Extracts from a graphics dataset:
******************************
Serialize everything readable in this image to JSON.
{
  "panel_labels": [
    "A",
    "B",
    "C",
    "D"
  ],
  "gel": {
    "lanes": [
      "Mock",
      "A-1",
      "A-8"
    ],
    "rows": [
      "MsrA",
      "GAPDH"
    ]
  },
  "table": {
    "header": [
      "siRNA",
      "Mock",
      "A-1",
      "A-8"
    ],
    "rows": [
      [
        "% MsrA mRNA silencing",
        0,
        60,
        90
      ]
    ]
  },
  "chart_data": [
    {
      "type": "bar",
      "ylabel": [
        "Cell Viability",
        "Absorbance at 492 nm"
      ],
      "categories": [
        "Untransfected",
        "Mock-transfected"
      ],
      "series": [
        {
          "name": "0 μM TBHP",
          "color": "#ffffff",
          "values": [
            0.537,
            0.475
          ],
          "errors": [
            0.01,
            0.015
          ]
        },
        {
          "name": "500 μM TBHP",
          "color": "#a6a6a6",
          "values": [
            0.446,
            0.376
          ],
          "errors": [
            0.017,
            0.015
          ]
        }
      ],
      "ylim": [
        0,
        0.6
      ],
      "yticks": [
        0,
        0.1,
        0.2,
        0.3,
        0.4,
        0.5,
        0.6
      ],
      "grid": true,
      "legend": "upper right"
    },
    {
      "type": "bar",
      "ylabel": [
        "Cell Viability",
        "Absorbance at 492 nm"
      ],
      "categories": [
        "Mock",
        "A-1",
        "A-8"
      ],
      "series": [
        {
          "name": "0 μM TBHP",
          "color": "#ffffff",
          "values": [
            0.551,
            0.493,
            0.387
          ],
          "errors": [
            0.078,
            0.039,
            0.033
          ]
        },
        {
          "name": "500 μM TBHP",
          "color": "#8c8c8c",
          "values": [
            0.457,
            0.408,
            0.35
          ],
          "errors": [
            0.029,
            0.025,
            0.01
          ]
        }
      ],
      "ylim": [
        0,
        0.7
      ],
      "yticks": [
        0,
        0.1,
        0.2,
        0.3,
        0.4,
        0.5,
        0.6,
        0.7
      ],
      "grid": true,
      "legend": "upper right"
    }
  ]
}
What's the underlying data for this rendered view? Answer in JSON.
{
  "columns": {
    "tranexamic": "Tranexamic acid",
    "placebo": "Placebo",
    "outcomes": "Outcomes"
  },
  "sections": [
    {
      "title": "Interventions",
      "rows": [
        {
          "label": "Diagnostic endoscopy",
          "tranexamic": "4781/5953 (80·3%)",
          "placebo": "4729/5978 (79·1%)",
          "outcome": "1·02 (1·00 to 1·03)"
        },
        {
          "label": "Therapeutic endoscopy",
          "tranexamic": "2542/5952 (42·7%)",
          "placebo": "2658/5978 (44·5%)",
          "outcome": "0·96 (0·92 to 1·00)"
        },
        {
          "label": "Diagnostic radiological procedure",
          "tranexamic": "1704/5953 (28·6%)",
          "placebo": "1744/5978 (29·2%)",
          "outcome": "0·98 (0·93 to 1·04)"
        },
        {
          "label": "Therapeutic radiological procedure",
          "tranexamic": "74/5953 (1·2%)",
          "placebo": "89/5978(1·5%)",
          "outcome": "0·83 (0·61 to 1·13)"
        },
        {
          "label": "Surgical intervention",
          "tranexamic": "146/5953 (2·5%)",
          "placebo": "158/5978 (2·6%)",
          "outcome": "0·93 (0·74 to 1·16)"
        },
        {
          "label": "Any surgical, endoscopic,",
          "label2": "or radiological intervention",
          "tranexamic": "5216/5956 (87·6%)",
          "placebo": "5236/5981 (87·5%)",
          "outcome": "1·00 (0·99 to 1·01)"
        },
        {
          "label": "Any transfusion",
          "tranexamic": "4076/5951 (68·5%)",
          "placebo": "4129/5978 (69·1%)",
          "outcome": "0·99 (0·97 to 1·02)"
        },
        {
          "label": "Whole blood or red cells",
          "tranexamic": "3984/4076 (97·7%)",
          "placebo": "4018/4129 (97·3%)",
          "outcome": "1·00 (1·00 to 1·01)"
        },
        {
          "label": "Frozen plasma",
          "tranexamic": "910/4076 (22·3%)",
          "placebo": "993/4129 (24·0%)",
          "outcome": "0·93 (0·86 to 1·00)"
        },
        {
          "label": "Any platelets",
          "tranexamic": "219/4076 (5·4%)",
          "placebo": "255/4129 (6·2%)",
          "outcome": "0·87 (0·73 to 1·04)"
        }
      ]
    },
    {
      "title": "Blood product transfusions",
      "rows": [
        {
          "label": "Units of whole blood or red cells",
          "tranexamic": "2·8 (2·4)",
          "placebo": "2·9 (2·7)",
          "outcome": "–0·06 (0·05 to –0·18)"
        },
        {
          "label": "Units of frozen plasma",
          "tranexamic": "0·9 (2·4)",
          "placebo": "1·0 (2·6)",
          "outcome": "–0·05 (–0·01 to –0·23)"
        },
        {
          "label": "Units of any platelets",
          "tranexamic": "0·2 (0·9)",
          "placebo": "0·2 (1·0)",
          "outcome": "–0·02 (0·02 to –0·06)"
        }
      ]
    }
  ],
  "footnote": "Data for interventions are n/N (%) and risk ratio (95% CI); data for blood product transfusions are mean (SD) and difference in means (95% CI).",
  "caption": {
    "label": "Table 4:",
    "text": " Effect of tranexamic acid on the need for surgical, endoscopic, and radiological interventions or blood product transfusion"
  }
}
******************************
TASK PROMPT: Say how many lines in the records contain the word "Units". Nothing but the number is required.

RESPONSE AREA: 3